- [Trecho para leitura]

A ideia de cara metade, fruto de uma leitura um tanto literal d’O Banquete reatualizada permanentemente pela indústria cultural, sem dúvida é bastante precária em várias dimensões. Em meio a sete bilhões de pessoas que habitam este rochedo que gira ao redor de uma pequena estrela haveria aquela única que nos completaria. Mesmo que insiramos o tempo nessa equação, acreditar que uma única pessoa naquele momento seria capaz de nos completar é também uma responsabilidade e tanto. Não só isso, acreditar que uma única coisa (pessoa, objeto, sensação, experiência, crença) seja capaz de nos completar, independente de todo resto é diminuir o humano a algo muito pequeno.

- [O que se pede]
Com base no trecho para leitura, explique por que a ideia de cara metade é considerada precária. Responda em uma a três frases. As entradas abaixo provêm de outra fonte.

- [Entradas armazenadas]
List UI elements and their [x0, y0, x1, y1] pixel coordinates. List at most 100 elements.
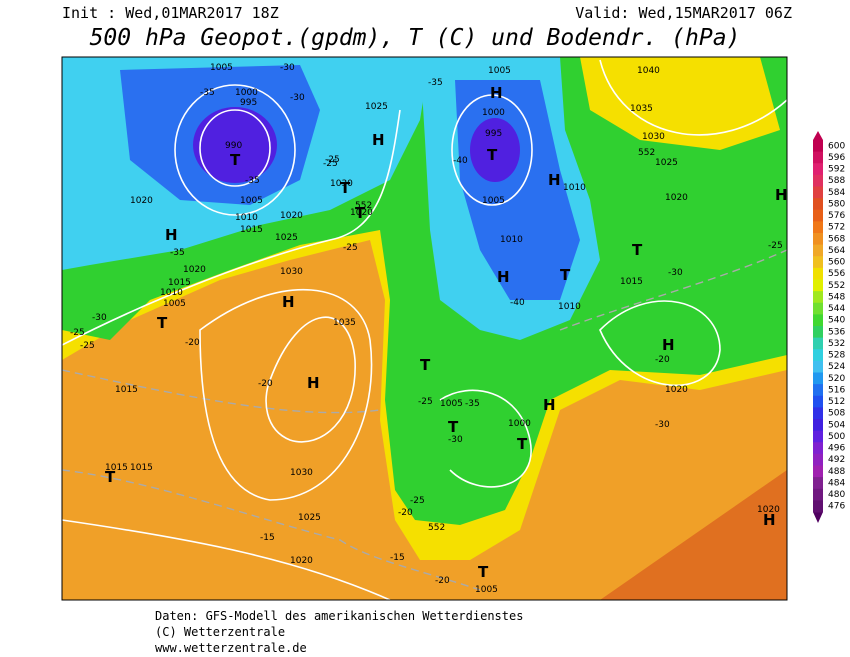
isobar-label: 1010	[563, 183, 586, 193]
isobar-label: 1015	[105, 463, 128, 473]
low-marker: T	[448, 418, 459, 436]
temperature-label: -30	[280, 63, 295, 73]
isobar-label: 1005	[440, 399, 463, 409]
isobar-label: 1020	[130, 196, 153, 206]
temperature-label: -25	[323, 159, 338, 169]
colorbar-top-arrow	[813, 131, 823, 140]
colorbar-swatch	[813, 198, 823, 211]
temperature-label: -35	[465, 399, 480, 409]
low-marker: T	[157, 314, 168, 332]
temperature-label: -30	[92, 313, 107, 323]
isobar-label: 1005	[210, 63, 233, 73]
colorbar-swatch	[813, 151, 823, 164]
temperature-label: -40	[453, 156, 468, 166]
isobar-label: 1010	[558, 302, 581, 312]
high-marker: H	[543, 396, 556, 414]
colorbar-swatch	[813, 221, 823, 234]
temperature-label: -15	[390, 553, 405, 563]
map	[62, 57, 787, 600]
colorbar-label: 488	[828, 467, 845, 477]
temperature-label: -25	[325, 155, 340, 165]
colorbar-swatch	[813, 337, 823, 350]
colorbar-label: 496	[828, 444, 845, 454]
colorbar-swatch	[813, 477, 823, 490]
colorbar-label: 540	[828, 316, 845, 326]
colorbar-swatch	[813, 279, 823, 292]
temperature-label: -30	[448, 435, 463, 445]
colorbar-swatch	[813, 395, 823, 408]
colorbar-swatch	[813, 174, 823, 187]
colorbar-swatch	[813, 384, 823, 397]
isobar-label: 1010	[160, 288, 183, 298]
colorbar-swatch	[813, 500, 823, 513]
isobar-label: 1030	[280, 267, 303, 277]
colorbar-label: 580	[828, 199, 845, 209]
colorbar-label: 592	[828, 165, 845, 175]
isobar-label: 1010	[500, 235, 523, 245]
isobar-label: 995	[485, 129, 502, 139]
isobar-label: 1020	[757, 505, 780, 515]
temperature-label: -30	[668, 268, 683, 278]
colorbar-label: 476	[828, 502, 845, 512]
isobar-label: 1005	[475, 585, 498, 595]
colorbar-swatch	[813, 209, 823, 222]
isobar-label: 1005	[482, 196, 505, 206]
isobar-label: 1015	[168, 278, 191, 288]
isobar-label: 1030	[290, 468, 313, 478]
colorbar-swatch	[813, 407, 823, 420]
colorbar-swatch	[813, 442, 823, 455]
temperature-label: -25	[410, 496, 425, 506]
colorbar-label: 516	[828, 385, 845, 395]
colorbar-label: 512	[828, 397, 845, 407]
isobar-label: 1015	[130, 463, 153, 473]
isobar-label: 1025	[298, 513, 321, 523]
colorbar-swatch	[813, 302, 823, 315]
isobar	[599, 59, 787, 136]
temperature-label: -35	[200, 88, 215, 98]
contour-552-label: 552	[355, 201, 372, 211]
colorbar-swatch	[813, 465, 823, 478]
contour-552-label: 552	[428, 523, 445, 533]
isobar-label: 1020	[183, 265, 206, 275]
colorbar-label: 568	[828, 234, 845, 244]
colorbar-swatch	[813, 291, 823, 304]
isobar	[451, 94, 533, 206]
colorbar-swatch	[813, 349, 823, 362]
colorbar-label: 484	[828, 478, 845, 488]
isobar	[174, 84, 296, 216]
valid-time: Valid: Wed,15MAR2017 06Z	[575, 4, 792, 22]
colorbar-label: 600	[828, 141, 845, 151]
map-labels: 1005 1000 995 990 1005 1010 1015 1020 10…	[70, 63, 788, 595]
isobar-label: 1000	[235, 88, 258, 98]
colorbar-swatch	[813, 244, 823, 257]
colorbar-label: 536	[828, 327, 845, 337]
colorbar-label: 508	[828, 409, 845, 419]
colorbar-label: 548	[828, 292, 845, 302]
low-marker: T	[487, 146, 498, 164]
isobar-label: 995	[240, 98, 257, 108]
colorbar-swatch	[813, 372, 823, 385]
colorbar-label: 588	[828, 176, 845, 186]
temperature-label: -25	[70, 328, 85, 338]
isobar-label: 1005	[240, 196, 263, 206]
isobar-label: 1005	[163, 299, 186, 309]
colorbar-swatch	[813, 326, 823, 339]
colorbar-label: 596	[828, 153, 845, 163]
colorbar-label: 500	[828, 432, 845, 442]
colorbar-swatch	[813, 419, 823, 432]
low-marker: T	[355, 204, 366, 222]
map-frame	[61, 56, 788, 601]
high-marker: H	[548, 171, 561, 189]
high-marker: H	[372, 131, 385, 149]
temperature-label: -25	[418, 397, 433, 407]
temperature-label: -30	[655, 420, 670, 430]
isobar-label: 990	[225, 141, 242, 151]
low-marker: T	[517, 435, 528, 453]
isobar-label: 1020	[280, 211, 303, 221]
temperature-label: -25	[768, 241, 783, 251]
colorbar-label: 524	[828, 362, 845, 372]
colorbar-label: 556	[828, 269, 845, 279]
footer-copyright: (C) Wetterzentrale	[155, 625, 285, 639]
isobar-label: 1005	[488, 66, 511, 76]
colorbar-label: 564	[828, 246, 845, 256]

- [Exercício resolvido]
A ideia supõe que, entre sete bilhões de pessoas, haveria uma única capaz de nos completar. Mesmo considerando o tempo, acreditar que uma só pessoa naquele momento nos completaria é uma responsabilidade enorme. Além disso, crer que uma única coisa possa nos completar, independentemente de todo o resto, reduz o humano a algo muito pequeno.